GIVEN REQUEST =>
Copy each line in the data that includes the word "JSON".

'''

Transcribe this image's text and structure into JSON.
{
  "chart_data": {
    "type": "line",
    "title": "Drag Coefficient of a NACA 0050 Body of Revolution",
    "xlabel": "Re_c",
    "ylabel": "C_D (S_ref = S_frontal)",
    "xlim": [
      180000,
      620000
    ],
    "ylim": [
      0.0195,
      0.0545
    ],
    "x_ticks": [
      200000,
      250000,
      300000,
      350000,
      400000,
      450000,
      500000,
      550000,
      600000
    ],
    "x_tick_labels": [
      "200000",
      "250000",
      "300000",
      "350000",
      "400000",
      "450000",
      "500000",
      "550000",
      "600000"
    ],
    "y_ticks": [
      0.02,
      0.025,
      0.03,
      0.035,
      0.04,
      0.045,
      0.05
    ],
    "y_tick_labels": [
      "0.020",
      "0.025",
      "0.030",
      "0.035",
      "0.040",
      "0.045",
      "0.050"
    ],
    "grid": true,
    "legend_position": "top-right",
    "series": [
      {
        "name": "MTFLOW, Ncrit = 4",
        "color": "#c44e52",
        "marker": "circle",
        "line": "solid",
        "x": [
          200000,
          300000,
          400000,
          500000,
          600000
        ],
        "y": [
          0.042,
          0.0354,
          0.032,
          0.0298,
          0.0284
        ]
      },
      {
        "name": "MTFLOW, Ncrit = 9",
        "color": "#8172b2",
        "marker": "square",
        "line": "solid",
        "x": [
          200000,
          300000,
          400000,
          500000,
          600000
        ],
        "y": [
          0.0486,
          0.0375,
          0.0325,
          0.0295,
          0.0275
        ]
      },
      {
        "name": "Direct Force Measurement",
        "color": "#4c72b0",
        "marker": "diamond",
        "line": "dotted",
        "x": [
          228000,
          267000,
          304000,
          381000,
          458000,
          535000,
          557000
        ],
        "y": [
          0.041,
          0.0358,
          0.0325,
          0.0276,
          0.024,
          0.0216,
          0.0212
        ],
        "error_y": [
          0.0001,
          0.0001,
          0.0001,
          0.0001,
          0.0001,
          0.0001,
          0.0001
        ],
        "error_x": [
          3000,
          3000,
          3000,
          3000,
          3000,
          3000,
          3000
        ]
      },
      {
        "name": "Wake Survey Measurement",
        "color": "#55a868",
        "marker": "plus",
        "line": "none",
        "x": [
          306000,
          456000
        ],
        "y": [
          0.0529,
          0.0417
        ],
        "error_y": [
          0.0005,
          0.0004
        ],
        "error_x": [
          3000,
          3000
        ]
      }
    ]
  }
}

'''
'''

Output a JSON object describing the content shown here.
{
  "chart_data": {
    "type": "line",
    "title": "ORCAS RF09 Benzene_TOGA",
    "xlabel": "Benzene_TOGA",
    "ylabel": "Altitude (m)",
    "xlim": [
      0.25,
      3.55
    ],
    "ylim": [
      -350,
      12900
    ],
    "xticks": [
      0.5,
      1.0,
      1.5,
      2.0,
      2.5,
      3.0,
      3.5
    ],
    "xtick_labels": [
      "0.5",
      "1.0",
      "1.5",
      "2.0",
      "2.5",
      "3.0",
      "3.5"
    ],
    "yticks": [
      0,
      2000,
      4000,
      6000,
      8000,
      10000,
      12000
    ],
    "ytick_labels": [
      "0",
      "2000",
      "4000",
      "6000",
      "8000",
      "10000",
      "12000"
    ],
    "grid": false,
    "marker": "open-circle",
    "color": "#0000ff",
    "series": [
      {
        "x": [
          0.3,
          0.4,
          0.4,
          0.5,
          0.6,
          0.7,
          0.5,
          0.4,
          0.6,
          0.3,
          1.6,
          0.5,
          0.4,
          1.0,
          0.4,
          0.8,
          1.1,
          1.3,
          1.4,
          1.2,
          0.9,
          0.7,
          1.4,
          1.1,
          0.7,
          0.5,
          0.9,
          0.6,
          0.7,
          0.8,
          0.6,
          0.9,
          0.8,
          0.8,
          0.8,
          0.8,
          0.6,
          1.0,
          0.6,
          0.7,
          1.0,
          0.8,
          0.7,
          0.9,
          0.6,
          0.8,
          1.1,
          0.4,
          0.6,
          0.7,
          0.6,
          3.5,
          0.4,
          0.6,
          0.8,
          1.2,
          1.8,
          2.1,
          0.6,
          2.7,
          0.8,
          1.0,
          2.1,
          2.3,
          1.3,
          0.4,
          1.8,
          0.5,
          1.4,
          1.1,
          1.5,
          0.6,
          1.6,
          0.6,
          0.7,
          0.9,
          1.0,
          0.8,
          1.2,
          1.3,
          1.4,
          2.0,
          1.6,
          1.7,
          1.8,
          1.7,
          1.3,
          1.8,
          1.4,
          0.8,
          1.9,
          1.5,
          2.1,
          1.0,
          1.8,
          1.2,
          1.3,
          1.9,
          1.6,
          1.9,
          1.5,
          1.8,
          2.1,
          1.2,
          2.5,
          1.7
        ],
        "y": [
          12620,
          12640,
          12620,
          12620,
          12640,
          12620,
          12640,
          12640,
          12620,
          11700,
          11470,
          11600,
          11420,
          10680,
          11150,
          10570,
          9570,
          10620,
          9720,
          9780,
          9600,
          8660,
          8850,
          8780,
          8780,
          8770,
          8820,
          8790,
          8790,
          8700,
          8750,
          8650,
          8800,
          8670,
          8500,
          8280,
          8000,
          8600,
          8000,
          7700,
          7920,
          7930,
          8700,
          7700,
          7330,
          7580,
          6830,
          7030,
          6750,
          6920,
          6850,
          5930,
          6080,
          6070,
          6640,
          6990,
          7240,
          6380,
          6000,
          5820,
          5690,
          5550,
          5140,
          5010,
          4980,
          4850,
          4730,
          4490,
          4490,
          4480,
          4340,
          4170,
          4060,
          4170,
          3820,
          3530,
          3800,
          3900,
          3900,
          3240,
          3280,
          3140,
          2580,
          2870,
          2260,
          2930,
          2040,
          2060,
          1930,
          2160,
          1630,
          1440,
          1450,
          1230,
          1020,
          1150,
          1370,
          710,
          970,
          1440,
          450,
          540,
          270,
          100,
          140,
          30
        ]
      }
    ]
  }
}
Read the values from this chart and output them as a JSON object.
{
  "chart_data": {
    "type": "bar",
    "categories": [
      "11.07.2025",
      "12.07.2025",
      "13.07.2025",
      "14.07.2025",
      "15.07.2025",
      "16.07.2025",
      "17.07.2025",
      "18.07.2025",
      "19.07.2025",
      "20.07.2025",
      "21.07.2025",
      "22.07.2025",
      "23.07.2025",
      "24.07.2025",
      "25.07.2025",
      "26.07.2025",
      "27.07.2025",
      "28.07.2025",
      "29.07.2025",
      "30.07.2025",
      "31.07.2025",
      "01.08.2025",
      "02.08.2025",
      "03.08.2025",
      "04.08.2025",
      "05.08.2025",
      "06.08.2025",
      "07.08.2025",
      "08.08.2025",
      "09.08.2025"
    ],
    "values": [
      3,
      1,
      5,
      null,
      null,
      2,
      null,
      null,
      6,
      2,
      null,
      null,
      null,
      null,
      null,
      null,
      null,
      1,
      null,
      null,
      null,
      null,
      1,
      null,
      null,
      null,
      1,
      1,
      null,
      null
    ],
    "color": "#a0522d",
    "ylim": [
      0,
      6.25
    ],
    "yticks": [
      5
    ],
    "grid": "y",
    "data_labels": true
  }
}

'''
'''

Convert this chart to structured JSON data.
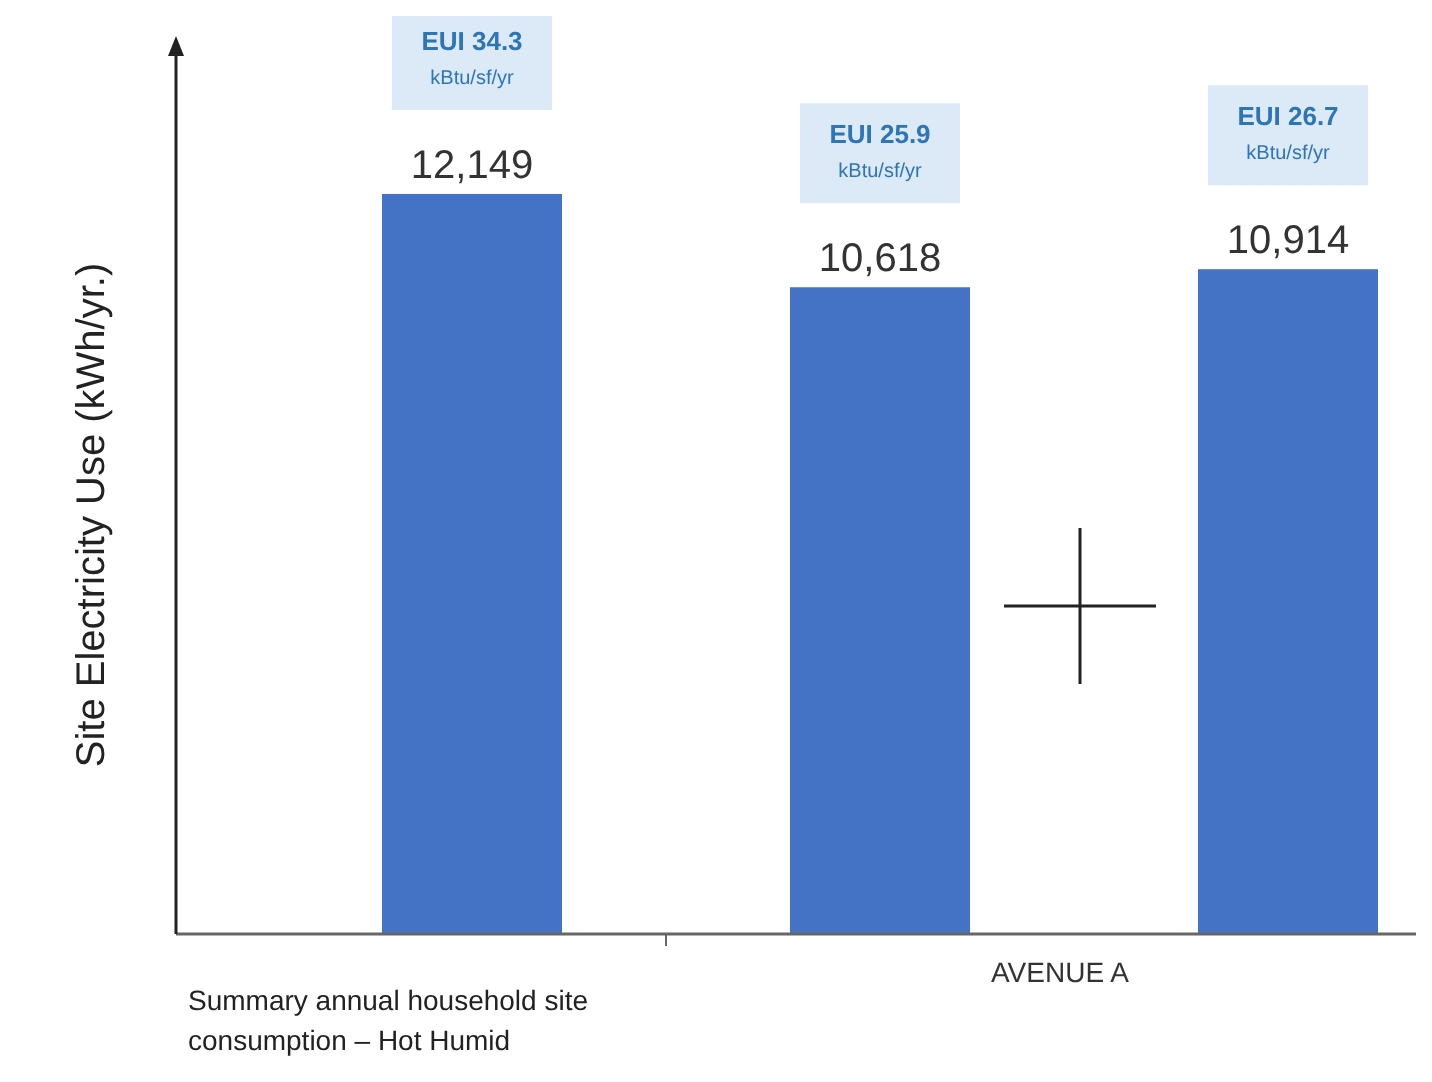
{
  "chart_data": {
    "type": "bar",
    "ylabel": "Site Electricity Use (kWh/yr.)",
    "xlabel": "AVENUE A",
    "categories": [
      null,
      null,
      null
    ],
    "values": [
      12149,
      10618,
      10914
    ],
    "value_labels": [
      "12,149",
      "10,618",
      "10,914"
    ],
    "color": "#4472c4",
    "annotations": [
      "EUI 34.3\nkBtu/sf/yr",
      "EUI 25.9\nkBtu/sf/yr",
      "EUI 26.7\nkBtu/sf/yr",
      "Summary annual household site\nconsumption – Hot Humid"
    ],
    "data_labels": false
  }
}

'''

OUTPUT BELOW =>
Transcribe this image's text and structure into JSON.
Output a JSON object describing the content shown here.
Read the values from this chart and output them as a JSON object.
Convert this chart to structured JSON data.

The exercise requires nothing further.